• TASK DIRECTIONS: Pick out all lines with the word "казенных" from the records that follow.

─── EXTRACTED DATA ───

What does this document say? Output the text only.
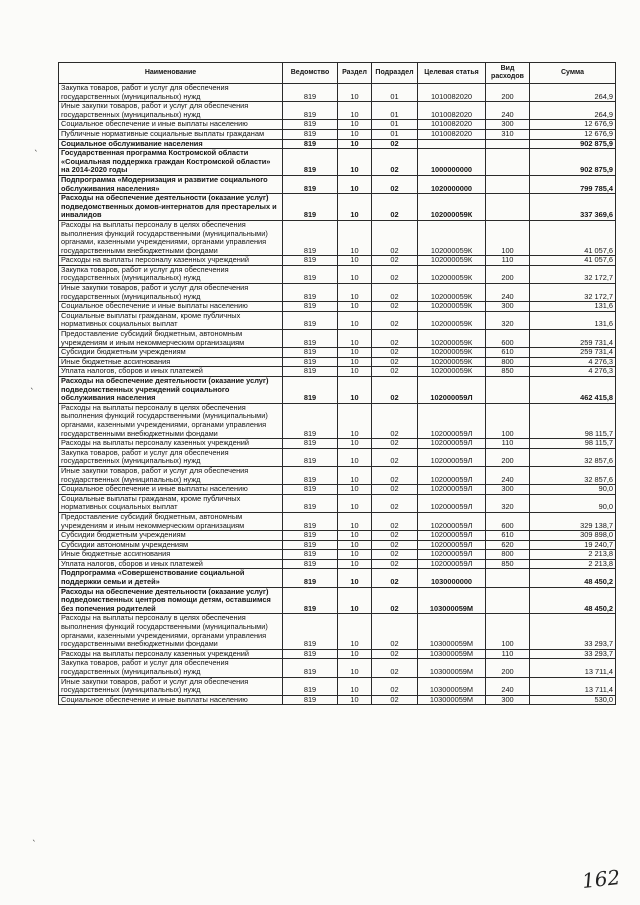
`
`
`
Наименование	Ведомство	Раздел	Подраздел	Целевая статья	Вид расходов	Сумма
Закупка товаров, работ и услуг для обеспечения государственных (муниципальных) нужд	819	10	01	1010082020	200	264,9
Иные закупки товаров, работ и услуг для обеспечения государственных (муниципальных) нужд	819	10	01	1010082020	240	264,9
Социальное обеспечение и иные выплаты населению	819	10	01	1010082020	300	12 676,9
Публичные нормативные социальные выплаты гражданам	819	10	01	1010082020	310	12 676,9
Социальное обслуживание населения	819	10	02			902 875,9
Государственная программа Костромской области «Социальная поддержка граждан Костромской области» на 2014-2020 годы	819	10	02	1000000000		902 875,9
Подпрограмма «Модернизация и развитие социального обслуживания населения»	819	10	02	1020000000		799 785,4
Расходы на обеспечение деятельности (оказание услуг) подведомственных домов-интернатов для престарелых и инвалидов	819	10	02	102000059К		337 369,6
Расходы на выплаты персоналу в целях обеспечения выполнения функций государственными (муниципальными) органами, казенными учреждениями, органами управления государственными внебюджетными фондами	819	10	02	102000059К	100	41 057,6
Расходы на выплаты персоналу казенных учреждений	819	10	02	102000059К	110	41 057,6
Закупка товаров, работ и услуг для обеспечения государственных (муниципальных) нужд	819	10	02	102000059К	200	32 172,7
Иные закупки товаров, работ и услуг для обеспечения государственных (муниципальных) нужд	819	10	02	102000059К	240	32 172,7
Социальное обеспечение и иные выплаты населению	819	10	02	102000059К	300	131,6
Социальные выплаты гражданам, кроме публичных нормативных социальных выплат	819	10	02	102000059К	320	131,6
Предоставление субсидий бюджетным, автономным учреждениям и иным некоммерческим организациям	819	10	02	102000059К	600	259 731,4
Субсидии бюджетным учреждениям	819	10	02	102000059К	610	259 731,4
Иные бюджетные ассигнования	819	10	02	102000059К	800	4 276,3
Уплата налогов, сборов и иных платежей	819	10	02	102000059К	850	4 276,3
Расходы на обеспечение деятельности (оказание услуг) подведомственных учреждений социального обслуживания населения	819	10	02	102000059Л		462 415,8
Расходы на выплаты персоналу в целях обеспечения выполнения функций государственными (муниципальными) органами, казенными учреждениями, органами управления государственными внебюджетными фондами	819	10	02	102000059Л	100	98 115,7
Расходы на выплаты персоналу казенных учреждений	819	10	02	102000059Л	110	98 115,7
Закупка товаров, работ и услуг для обеспечения государственных (муниципальных) нужд	819	10	02	102000059Л	200	32 857,6
Иные закупки товаров, работ и услуг для обеспечения государственных (муниципальных) нужд	819	10	02	102000059Л	240	32 857,6
Социальное обеспечение и иные выплаты населению	819	10	02	102000059Л	300	90,0
Социальные выплаты гражданам, кроме публичных нормативных социальных выплат	819	10	02	102000059Л	320	90,0
Предоставление субсидий бюджетным, автономным учреждениям и иным некоммерческим организациям	819	10	02	102000059Л	600	329 138,7
Субсидии бюджетным учреждениям	819	10	02	102000059Л	610	309 898,0
Субсидии автономным учреждениям	819	10	02	102000059Л	620	19 240,7
Иные бюджетные ассигнования	819	10	02	102000059Л	800	2 213,8
Уплата налогов, сборов и иных платежей	819	10	02	102000059Л	850	2 213,8
Подпрограмма «Совершенствование социальной поддержки семьи и детей»	819	10	02	1030000000		48 450,2
Расходы на обеспечение деятельности (оказание услуг) подведомственных центров помощи детям, оставшимся без попечения родителей	819	10	02	103000059М		48 450,2
Расходы на выплаты персоналу в целях обеспечения выполнения функций государственными (муниципальными) органами, казенными учреждениями, органами управления государственными внебюджетными фондами	819	10	02	103000059М	100	33 293,7
Расходы на выплаты персоналу казенных учреждений	819	10	02	103000059М	110	33 293,7
Закупка товаров, работ и услуг для обеспечения государственных (муниципальных) нужд	819	10	02	103000059М	200	13 711,4
Иные закупки товаров, работ и услуг для обеспечения государственных (муниципальных) нужд	819	10	02	103000059М	240	13 711,4
Социальное обеспечение и иные выплаты населению	819	10	02	103000059М	300	530,0
162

───

• FINAL ANSWER:
Расходы на выплаты персоналу казенных учреждений	819	10	02	102000059К	110	41 057,6
Расходы на выплаты персоналу казенных учреждений	819	10	02	102000059Л	110	98 115,7
Расходы на выплаты персоналу казенных учреждений	819	10	02	103000059М	110	33 293,7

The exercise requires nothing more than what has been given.